-- TASK REQUIREMENTS --
Your task is to filter the data below down to the lines holding "curseurs".

-- DATA EXCERPTS --
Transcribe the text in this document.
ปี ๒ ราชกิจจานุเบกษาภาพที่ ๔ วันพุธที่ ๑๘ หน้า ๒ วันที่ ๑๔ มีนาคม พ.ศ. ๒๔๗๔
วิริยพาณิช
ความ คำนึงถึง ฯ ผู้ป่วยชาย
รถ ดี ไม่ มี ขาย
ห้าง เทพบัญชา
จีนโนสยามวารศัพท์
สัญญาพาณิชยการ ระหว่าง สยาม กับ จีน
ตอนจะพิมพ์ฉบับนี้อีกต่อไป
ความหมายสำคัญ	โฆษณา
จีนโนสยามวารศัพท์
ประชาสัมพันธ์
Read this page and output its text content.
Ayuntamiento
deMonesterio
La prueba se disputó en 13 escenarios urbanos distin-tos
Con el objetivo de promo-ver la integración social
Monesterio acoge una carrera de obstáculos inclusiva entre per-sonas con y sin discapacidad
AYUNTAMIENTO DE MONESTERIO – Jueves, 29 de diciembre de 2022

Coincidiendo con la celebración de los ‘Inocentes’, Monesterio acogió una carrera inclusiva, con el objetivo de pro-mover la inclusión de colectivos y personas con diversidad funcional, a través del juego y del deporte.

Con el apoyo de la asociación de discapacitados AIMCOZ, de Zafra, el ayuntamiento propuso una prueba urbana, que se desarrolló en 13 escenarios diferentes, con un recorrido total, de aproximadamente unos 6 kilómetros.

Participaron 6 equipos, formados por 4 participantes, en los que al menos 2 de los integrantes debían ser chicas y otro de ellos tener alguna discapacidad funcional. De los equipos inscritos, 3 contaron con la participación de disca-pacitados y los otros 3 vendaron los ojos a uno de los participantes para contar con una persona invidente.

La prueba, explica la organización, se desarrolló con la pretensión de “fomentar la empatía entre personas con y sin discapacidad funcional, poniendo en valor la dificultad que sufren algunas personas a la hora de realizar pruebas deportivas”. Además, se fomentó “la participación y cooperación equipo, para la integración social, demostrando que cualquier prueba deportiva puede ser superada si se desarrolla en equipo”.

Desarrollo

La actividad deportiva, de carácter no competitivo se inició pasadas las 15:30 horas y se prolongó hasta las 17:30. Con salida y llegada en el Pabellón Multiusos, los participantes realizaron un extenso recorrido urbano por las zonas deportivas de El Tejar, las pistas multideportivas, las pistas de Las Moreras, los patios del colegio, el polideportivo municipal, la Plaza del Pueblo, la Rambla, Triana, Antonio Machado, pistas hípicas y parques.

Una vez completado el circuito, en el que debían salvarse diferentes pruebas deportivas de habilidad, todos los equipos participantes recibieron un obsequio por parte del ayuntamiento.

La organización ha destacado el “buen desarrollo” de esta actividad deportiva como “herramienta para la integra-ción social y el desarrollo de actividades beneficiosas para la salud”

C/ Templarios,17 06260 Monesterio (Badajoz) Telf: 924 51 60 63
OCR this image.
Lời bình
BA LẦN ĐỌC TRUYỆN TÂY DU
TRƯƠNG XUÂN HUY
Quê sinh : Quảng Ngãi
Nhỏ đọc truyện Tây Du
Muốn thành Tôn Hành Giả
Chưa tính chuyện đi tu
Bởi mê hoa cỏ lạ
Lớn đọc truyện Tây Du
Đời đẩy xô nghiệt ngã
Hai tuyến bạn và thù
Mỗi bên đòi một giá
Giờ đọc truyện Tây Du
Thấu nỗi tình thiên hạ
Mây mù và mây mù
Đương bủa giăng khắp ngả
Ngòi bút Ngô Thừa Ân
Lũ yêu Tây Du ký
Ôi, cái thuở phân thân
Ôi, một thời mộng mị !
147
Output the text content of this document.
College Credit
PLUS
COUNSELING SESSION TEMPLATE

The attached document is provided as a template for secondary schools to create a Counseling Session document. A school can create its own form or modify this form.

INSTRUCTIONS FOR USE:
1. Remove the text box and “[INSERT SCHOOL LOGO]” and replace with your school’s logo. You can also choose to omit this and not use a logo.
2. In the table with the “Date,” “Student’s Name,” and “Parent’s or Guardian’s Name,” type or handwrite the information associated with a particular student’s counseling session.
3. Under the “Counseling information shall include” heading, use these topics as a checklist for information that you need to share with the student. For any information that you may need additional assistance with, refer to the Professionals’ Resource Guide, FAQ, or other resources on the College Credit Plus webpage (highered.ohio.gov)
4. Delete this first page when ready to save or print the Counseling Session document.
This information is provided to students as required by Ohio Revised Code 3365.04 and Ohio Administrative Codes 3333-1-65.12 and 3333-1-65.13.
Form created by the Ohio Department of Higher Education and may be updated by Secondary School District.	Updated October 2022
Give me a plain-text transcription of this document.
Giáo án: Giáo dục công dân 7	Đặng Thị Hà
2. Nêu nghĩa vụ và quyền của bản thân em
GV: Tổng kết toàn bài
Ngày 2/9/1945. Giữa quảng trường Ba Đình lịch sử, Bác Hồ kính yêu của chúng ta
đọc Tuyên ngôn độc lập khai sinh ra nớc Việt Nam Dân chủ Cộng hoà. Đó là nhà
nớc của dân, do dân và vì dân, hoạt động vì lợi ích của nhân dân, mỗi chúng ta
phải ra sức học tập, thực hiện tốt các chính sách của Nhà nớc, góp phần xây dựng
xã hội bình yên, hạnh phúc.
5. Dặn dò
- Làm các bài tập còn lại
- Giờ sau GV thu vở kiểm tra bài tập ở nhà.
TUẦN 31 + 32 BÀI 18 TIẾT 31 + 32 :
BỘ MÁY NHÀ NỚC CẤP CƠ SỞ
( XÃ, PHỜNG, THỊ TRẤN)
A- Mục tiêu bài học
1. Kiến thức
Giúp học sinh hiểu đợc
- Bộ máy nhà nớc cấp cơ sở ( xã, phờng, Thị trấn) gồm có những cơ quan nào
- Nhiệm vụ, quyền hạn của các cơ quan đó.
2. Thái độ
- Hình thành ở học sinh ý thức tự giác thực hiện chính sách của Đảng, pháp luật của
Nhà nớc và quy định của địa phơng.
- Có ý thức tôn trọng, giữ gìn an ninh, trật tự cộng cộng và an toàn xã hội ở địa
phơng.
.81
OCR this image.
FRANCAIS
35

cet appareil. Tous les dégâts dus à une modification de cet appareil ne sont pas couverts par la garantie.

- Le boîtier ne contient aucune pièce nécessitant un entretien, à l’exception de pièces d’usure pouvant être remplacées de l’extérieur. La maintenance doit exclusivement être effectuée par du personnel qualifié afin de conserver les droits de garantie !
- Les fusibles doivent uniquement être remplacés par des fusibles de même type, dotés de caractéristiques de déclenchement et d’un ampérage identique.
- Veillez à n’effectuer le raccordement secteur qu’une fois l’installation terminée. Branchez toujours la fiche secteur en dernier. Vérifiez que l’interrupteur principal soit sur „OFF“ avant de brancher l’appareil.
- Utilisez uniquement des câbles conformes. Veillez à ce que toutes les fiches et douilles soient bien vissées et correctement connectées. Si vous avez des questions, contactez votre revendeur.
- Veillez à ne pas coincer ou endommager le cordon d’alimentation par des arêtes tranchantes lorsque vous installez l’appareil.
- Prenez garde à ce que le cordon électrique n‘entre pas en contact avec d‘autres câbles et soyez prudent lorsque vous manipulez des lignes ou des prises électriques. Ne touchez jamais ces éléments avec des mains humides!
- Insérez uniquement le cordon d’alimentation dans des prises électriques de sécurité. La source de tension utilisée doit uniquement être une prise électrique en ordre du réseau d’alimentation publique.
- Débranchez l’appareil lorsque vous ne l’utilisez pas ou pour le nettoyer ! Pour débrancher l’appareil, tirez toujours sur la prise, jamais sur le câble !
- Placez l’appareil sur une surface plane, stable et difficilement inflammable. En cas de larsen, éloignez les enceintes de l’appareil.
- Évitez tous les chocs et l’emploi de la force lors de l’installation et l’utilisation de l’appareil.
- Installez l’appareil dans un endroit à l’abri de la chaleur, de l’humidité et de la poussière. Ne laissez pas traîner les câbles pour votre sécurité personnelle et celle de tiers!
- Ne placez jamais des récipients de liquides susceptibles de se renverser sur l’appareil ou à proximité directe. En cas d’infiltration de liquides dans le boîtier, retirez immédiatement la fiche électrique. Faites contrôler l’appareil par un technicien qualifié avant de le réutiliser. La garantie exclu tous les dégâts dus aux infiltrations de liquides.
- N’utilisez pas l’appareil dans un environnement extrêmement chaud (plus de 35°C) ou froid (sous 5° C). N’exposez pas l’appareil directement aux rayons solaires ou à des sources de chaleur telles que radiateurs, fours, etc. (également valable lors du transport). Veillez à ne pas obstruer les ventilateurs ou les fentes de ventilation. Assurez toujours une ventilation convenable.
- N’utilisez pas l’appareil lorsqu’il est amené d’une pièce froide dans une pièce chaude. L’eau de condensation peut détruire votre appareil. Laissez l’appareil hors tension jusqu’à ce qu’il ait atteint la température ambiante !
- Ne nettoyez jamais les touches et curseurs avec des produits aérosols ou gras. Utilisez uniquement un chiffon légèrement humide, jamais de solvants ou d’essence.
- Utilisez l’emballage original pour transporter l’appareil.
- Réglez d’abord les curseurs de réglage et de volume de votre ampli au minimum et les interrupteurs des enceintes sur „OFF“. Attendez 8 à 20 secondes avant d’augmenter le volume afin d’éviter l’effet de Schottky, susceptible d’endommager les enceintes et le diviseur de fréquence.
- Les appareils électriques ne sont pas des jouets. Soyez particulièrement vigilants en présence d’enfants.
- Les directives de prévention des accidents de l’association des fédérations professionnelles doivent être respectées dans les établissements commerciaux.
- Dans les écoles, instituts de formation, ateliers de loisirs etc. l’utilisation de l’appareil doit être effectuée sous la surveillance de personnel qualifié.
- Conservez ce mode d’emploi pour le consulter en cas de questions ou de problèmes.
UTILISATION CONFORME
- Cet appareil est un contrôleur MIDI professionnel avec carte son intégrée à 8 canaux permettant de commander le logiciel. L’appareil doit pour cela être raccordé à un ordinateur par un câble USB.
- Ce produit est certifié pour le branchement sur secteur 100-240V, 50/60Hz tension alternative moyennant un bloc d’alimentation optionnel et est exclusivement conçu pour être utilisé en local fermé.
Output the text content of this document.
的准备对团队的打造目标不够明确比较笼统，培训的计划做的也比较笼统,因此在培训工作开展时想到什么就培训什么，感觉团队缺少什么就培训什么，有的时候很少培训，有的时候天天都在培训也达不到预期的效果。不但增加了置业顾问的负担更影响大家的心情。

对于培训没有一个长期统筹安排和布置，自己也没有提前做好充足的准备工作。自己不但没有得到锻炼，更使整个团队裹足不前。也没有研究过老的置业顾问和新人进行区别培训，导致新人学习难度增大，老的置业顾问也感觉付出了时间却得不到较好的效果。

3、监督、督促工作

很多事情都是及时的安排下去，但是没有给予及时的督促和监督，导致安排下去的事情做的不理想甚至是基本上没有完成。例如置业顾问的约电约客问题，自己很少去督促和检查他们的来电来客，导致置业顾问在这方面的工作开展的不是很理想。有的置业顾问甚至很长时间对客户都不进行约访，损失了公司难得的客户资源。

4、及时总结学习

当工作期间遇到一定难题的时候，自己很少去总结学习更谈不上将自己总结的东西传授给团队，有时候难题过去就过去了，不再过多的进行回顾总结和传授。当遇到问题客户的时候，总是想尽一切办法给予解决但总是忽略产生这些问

-- OUTPUT OF THE TASK --
- Ne nettoyez jamais les touches et curseurs avec des produits aérosols ou gras. Utilisez uniquement un chiffon légèrement humide, jamais de solvants ou d’essence.
- Réglez d’abord les curseurs de réglage et de volume de votre ampli au minimum et les interrupteurs des enceintes sur „OFF“. Attendez 8 à 20 secondes avant d’augmenter le volume afin d’éviter l’effet de Schottky, susceptible d’endommager les enceintes et le diviseur de fréquence.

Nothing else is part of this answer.